• DO THIS: Extract the passage below about single atom catalysts and reproduce all of it word for word.

• PASSAGE GIVEN:
-=-=-

These scientists are not just after pretty pictures. They are developing new materials and working to improve the efficiency of the chemical transformations that will someday provide renewable energy for our homes and businesses. The stakes are high for these scientists. When you are trying to see the placement of each individual atom in a new material created in the laboratory, vibrations, temperature fluctuations, and stray electromagnetic rays are the enemy.
Sometimes a single atom is better than many
In recent years, scientists have discovered that certain arrangements of individual atoms supported on a surface, like a cherry on a cupcake, make them special. These distinctive materials confer useful properties. For instance, some single atom catalysts show promise for promoting conversion of biomass and waste carbon at room temperature and at significantly lower costs not possible today. These single atom catalysts are the subject of intense research to figure out how to make them operate on a large scale over a long period of time. And those investigations require studying them, taking atomic-scale "pictures" of them, and correlating their structure to their activity.
"We are searching for metal-oxide supports with a high density of sites that interact strongly with catalytically active metal atoms," said Zdenek Dohnálek, a PNNL chemist who studies the detailed structure and function of catalysts. "These kind of catalysts are highly sought after for converting biomass into fuels and commodity chemicals. We are looking at how they evolve, move, and transform on surfaces as a function of temperature and time."

-=-=-

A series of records
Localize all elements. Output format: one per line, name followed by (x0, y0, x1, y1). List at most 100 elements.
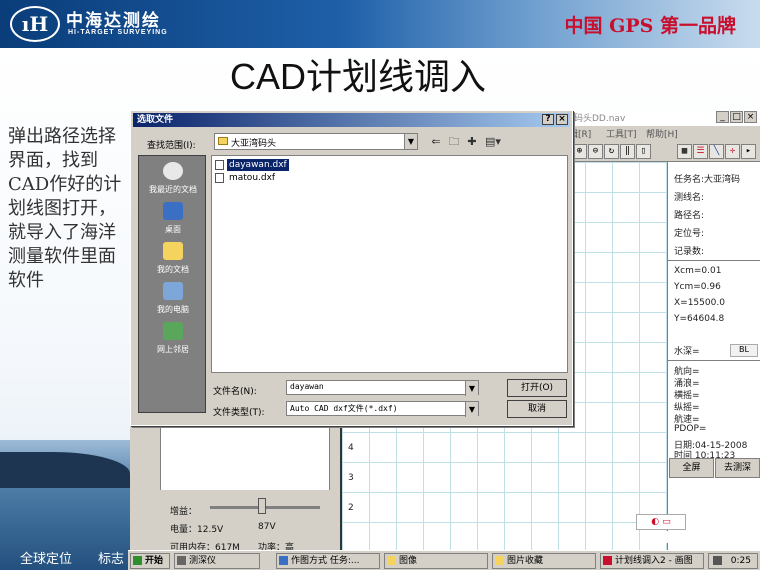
system-tray: 0:25 (708, 553, 758, 569)
grid-icon[interactable]: ▦ (677, 144, 692, 159)
task-images[interactable]: 图像 (384, 553, 488, 569)
file-item[interactable]: matou.dxf (215, 172, 285, 184)
taskbar: 开始 测深仪 作图方式 任务:... 图像 图片收藏 计划线调入2 - 画图 0… (128, 550, 760, 570)
task-label: 测深仪 (189, 556, 217, 566)
footer-text-left: 全球定位 (20, 552, 73, 567)
refresh-icon[interactable]: ↻ (604, 144, 619, 159)
task-label: 图像 (399, 556, 418, 566)
xcm-value: Xcm=0.01 (674, 266, 722, 276)
task-pictures[interactable]: 图片收藏 (492, 553, 596, 569)
divider (668, 360, 760, 361)
ycm-value: Ycm=0.96 (674, 282, 721, 292)
chevron-down-icon[interactable]: ▼ (404, 134, 417, 149)
slogan: 中国 GPS 第一品牌 (564, 15, 736, 37)
chevron-down-icon[interactable]: ▼ (465, 381, 478, 396)
sounder-button[interactable]: 去测深 (715, 458, 760, 478)
watermark: 测量 (678, 532, 711, 551)
task-sounder[interactable]: 测深仪 (174, 553, 260, 569)
dialog-title: 选取文件 (137, 115, 174, 125)
cross-icon[interactable]: ✛ (725, 144, 740, 159)
start-label: 开始 (145, 556, 164, 566)
app-title: 码头DD.nav (574, 114, 626, 124)
company-name-cn: 中海达测绘 (66, 11, 161, 31)
page-icon[interactable]: ▯ (636, 144, 651, 159)
record-count: 记录数: (674, 247, 705, 257)
filetype-select[interactable]: Auto CAD dxf文件(*.dxf) ▼ (286, 401, 479, 417)
close-icon[interactable]: × (744, 111, 757, 123)
place-network[interactable]: 网上邻居 (139, 322, 207, 360)
filename-value: dayawan (290, 382, 324, 391)
divider (668, 260, 760, 261)
info-panel: 任务名:大亚湾码 测线名: 路径名: 定位号: 记录数: Xcm=0.01 Yc… (667, 162, 760, 550)
view-menu-icon[interactable]: ▤▾ (482, 134, 504, 150)
axis-tick: 2 (348, 503, 354, 513)
close-icon[interactable]: × (556, 114, 568, 125)
zoom-out-icon[interactable]: ⊖ (588, 144, 603, 159)
slide-title: CAD计划线调入 (230, 56, 487, 97)
voltage-value: 电量：12.5V (170, 525, 224, 535)
place-label: 桌面 (165, 225, 181, 234)
file-item[interactable]: dayawan.dxf (215, 159, 289, 171)
task-paint[interactable]: 计划线调入2 - 画图 (600, 553, 704, 569)
filetype-value: Auto CAD dxf文件(*.dxf) (290, 404, 398, 413)
speaker-icon[interactable] (713, 556, 722, 565)
place-recent[interactable]: 我最近的文档 (139, 162, 207, 200)
minimize-icon[interactable]: _ (716, 111, 729, 123)
filename-input[interactable]: dayawan ▼ (286, 380, 479, 396)
filename-label: 文件名(N): (213, 387, 257, 397)
file-name: matou.dxf (229, 173, 276, 183)
wechat-icon (660, 531, 676, 543)
paint-icon (603, 556, 612, 565)
toolbar-more-icon[interactable]: ▸ (741, 144, 756, 159)
recent-docs-icon (163, 162, 183, 180)
app-icon (177, 556, 186, 565)
lookin-dropdown[interactable]: 大亚湾码头 ▼ (214, 133, 418, 150)
task-label: 计划线调入2 - 画图 (615, 556, 693, 566)
gain-slider-thumb[interactable] (258, 498, 266, 514)
place-label: 我的文档 (157, 265, 189, 274)
lookin-value: 大亚湾码头 (231, 139, 277, 149)
file-name: dayawan.dxf (227, 159, 289, 171)
gain-controls: 增益： 电量：12.5V 87V 可用内存：617M 功率：高 (150, 490, 340, 553)
list-icon[interactable]: ☰ (693, 144, 708, 159)
help-icon[interactable]: ? (542, 114, 554, 125)
places-bar: 我最近的文档 桌面 我的文档 我的电脑 网上邻居 (138, 155, 206, 413)
maximize-icon[interactable]: □ (730, 111, 743, 123)
back-icon[interactable]: ⇐ (428, 134, 444, 150)
cancel-button[interactable]: 取消 (507, 400, 567, 418)
place-label: 我最近的文档 (149, 185, 197, 194)
start-button[interactable]: 开始 (130, 553, 170, 569)
task-name: 任务名:大亚湾码 (674, 175, 741, 185)
zoom-in-icon[interactable]: ⊕ (572, 144, 587, 159)
folder-icon (495, 556, 504, 565)
place-my-documents[interactable]: 我的文档 (139, 242, 207, 280)
fix-number: 定位号: (674, 229, 705, 239)
folder-icon (218, 137, 228, 145)
file-list[interactable]: dayawan.dxf matou.dxf (211, 155, 568, 373)
footer-text-mid: 标志 (98, 552, 125, 567)
desktop-icon (163, 202, 183, 220)
chevron-down-icon[interactable]: ▼ (465, 402, 478, 417)
voltage2-value: 87V (258, 522, 276, 532)
place-label: 网上邻居 (157, 345, 189, 354)
pause-icon[interactable]: ‖ (620, 144, 635, 159)
new-folder-icon[interactable]: ✚ (464, 134, 480, 150)
line-icon[interactable]: ╲ (709, 144, 724, 159)
open-button[interactable]: 打开(O) (507, 379, 567, 397)
place-desktop[interactable]: 桌面 (139, 202, 207, 240)
fullscreen-button[interactable]: 全屏 (669, 458, 714, 478)
dialog-titlebar: 选取文件 ? × (133, 113, 570, 127)
place-label: 我的电脑 (157, 305, 189, 314)
place-my-computer[interactable]: 我的电脑 (139, 282, 207, 320)
axis-tick: 4 (348, 443, 354, 453)
up-folder-icon[interactable]: 🗀 (446, 134, 462, 150)
folder-icon (387, 556, 396, 565)
slide-header: ıH 中海达测绘 HI-TARGET SURVEYING 中国 GPS 第一品牌 (0, 0, 760, 48)
network-icon (163, 322, 183, 340)
bl-button[interactable]: BL (730, 344, 758, 357)
filetype-label: 文件类型(T): (213, 408, 265, 418)
menu-help[interactable]: 帮助[H] (646, 127, 678, 140)
task-plot[interactable]: 作图方式 任务:... (276, 553, 380, 569)
company-name-en: HI-TARGET SURVEYING (68, 29, 168, 36)
menu-tools[interactable]: 工具[T] (606, 127, 637, 140)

-=-=-

• REPLY TO THE EXERCISE:
These scientists are not just after pretty pictures. They are developing new materials and working to improve the efficiency of the chemical transformations that will someday provide renewable energy for our homes and businesses. The stakes are high for these scientists. When you are trying to see the placement of each individual atom in a new material created in the laboratory, vibrations, temperature fluctuations, and stray electromagnetic rays are the enemy.
Sometimes a single atom is better than many
In recent years, scientists have discovered that certain arrangements of individual atoms supported on a surface, like a cherry on a cupcake, make them special. These distinctive materials confer useful properties. For instance, some single atom catalysts show promise for promoting conversion of biomass and waste carbon at room temperature and at significantly lower costs not possible today. These single atom catalysts are the subject of intense research to figure out how to make them operate on a large scale over a long period of time. And those investigations require studying them, taking atomic-scale "pictures" of them, and correlating their structure to their activity.
"We are searching for metal-oxide supports with a high density of sites that interact strongly with catalytically active metal atoms," said Zdenek Dohnálek, a PNNL chemist who studies the detailed structure and function of catalysts. "These kind of catalysts are highly sought after for converting biomass into fuels and commodity chemicals. We are looking at how they evolve, move, and transform on surfaces as a function of temperature and time."